Material for this exercise —
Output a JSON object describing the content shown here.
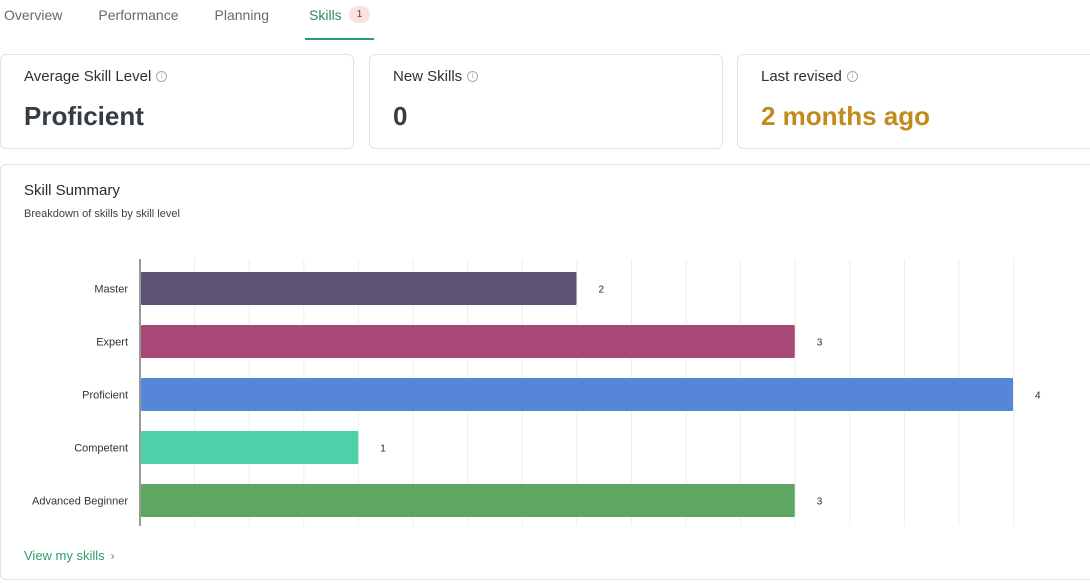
{
  "tabs": [
    {
      "label": "Overview",
      "active": false
    },
    {
      "label": "Performance",
      "active": false
    },
    {
      "label": "Planning",
      "active": false
    },
    {
      "label": "Skills",
      "active": true,
      "badge": "1"
    }
  ],
  "stats": [
    {
      "title": "Average Skill Level",
      "value": "Proficient"
    },
    {
      "title": "New Skills",
      "value": "0"
    },
    {
      "title": "Last revised",
      "value": "2 months ago",
      "value_color": "#c28a1a"
    }
  ],
  "summary": {
    "title": "Skill Summary",
    "subtitle": "Breakdown of skills by skill level",
    "link_label": "View my skills",
    "link_icon": "chevron-right-icon"
  },
  "chart_data": {
    "type": "bar",
    "orientation": "horizontal",
    "categories": [
      "Master",
      "Expert",
      "Proficient",
      "Competent",
      "Advanced Beginner"
    ],
    "values": [
      2,
      3,
      4,
      1,
      3
    ],
    "colors": [
      "#5c5275",
      "#a84876",
      "#5686d8",
      "#4ed1a8",
      "#5ea762"
    ],
    "xlim": [
      0,
      4
    ],
    "grid": true,
    "legend": "none",
    "data_labels": true
  }
}
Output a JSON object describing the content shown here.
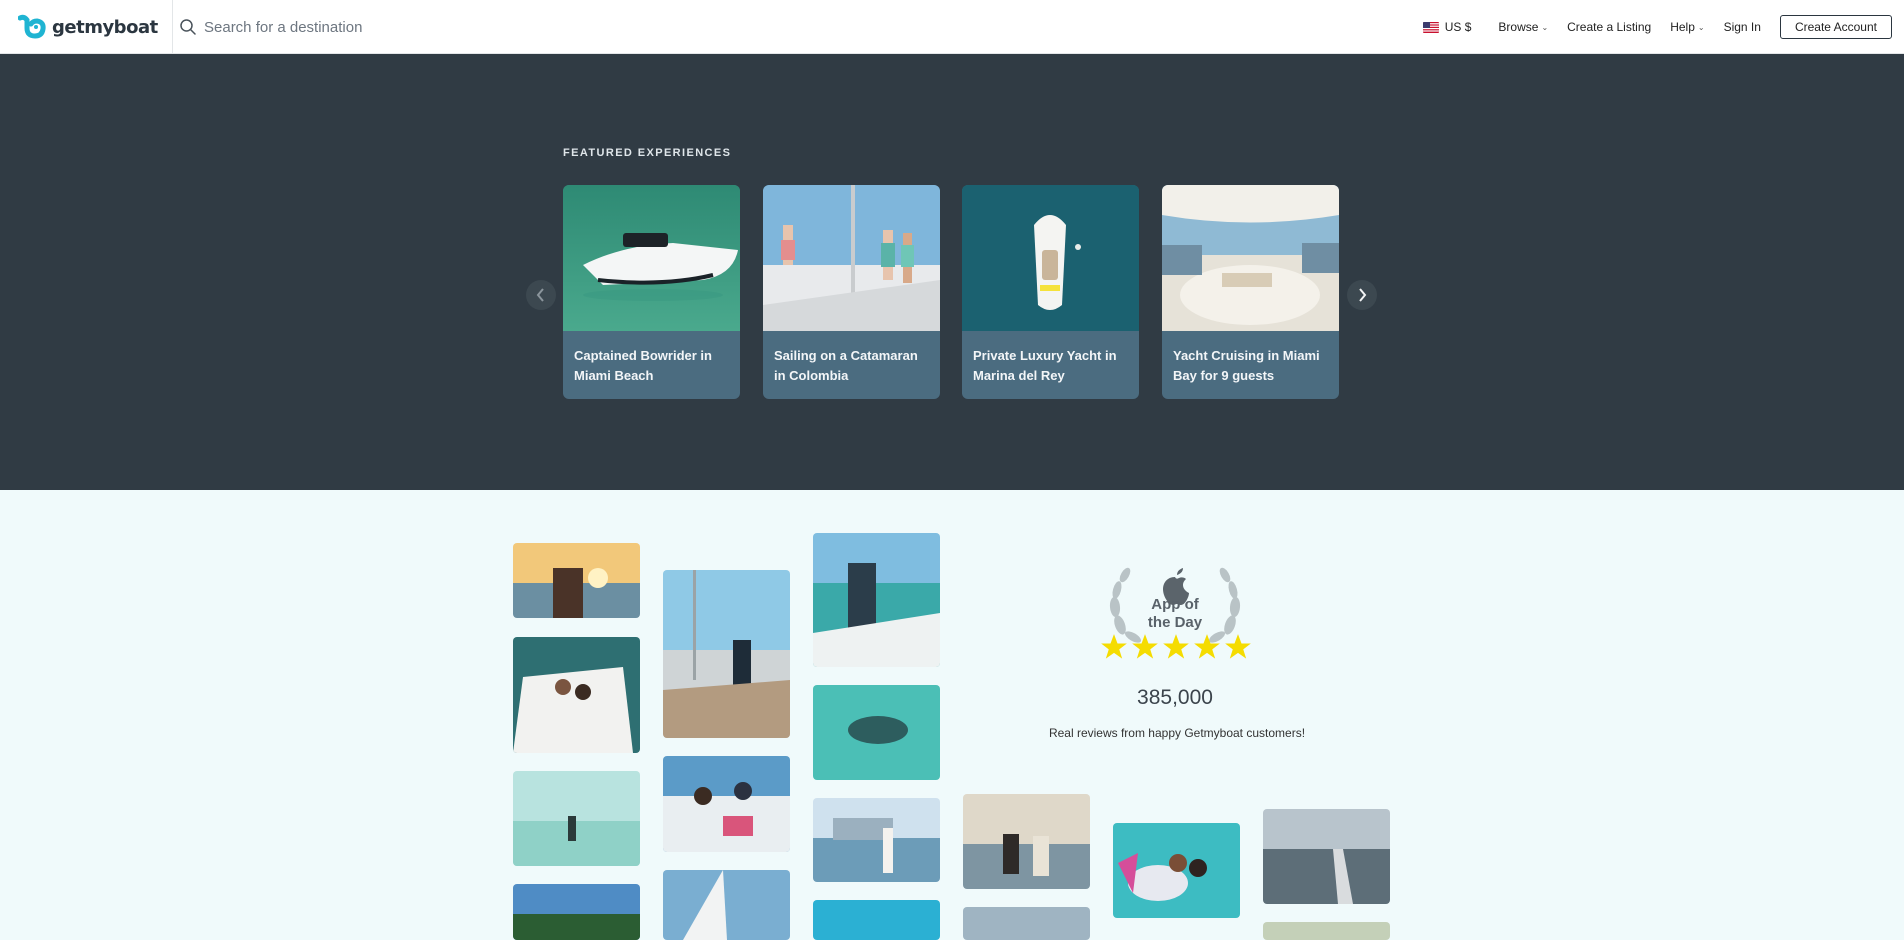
{
  "header": {
    "logo_text": "getmyboat",
    "search_placeholder": "Search for a destination",
    "currency": "US $",
    "browse": "Browse",
    "create_listing": "Create a Listing",
    "help": "Help",
    "sign_in": "Sign In",
    "create_account": "Create Account"
  },
  "featured": {
    "title": "FEATURED EXPERIENCES",
    "cards": [
      {
        "title": "Captained Bowrider in Miami Beach"
      },
      {
        "title": "Sailing on a Catamaran in Colombia"
      },
      {
        "title": "Private Luxury Yacht in Marina del Rey"
      },
      {
        "title": "Yacht Cruising in Miami Bay for 9 guests"
      }
    ]
  },
  "reviews": {
    "award_line1": "App of",
    "award_line2": "the Day",
    "rating_stars": 5,
    "count": "385,000",
    "caption": "Real reviews from happy Getmyboat customers!"
  },
  "colors": {
    "dark_band": "#303b44",
    "card_bg": "#4b6c80",
    "star": "#f5dc00",
    "page_bg": "#f0fafb"
  }
}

What you need to do —
Return all lines of the material above in which the word "true" occurs.

Solution —
      "active": true,
    "grid": true,
    "data_labels": true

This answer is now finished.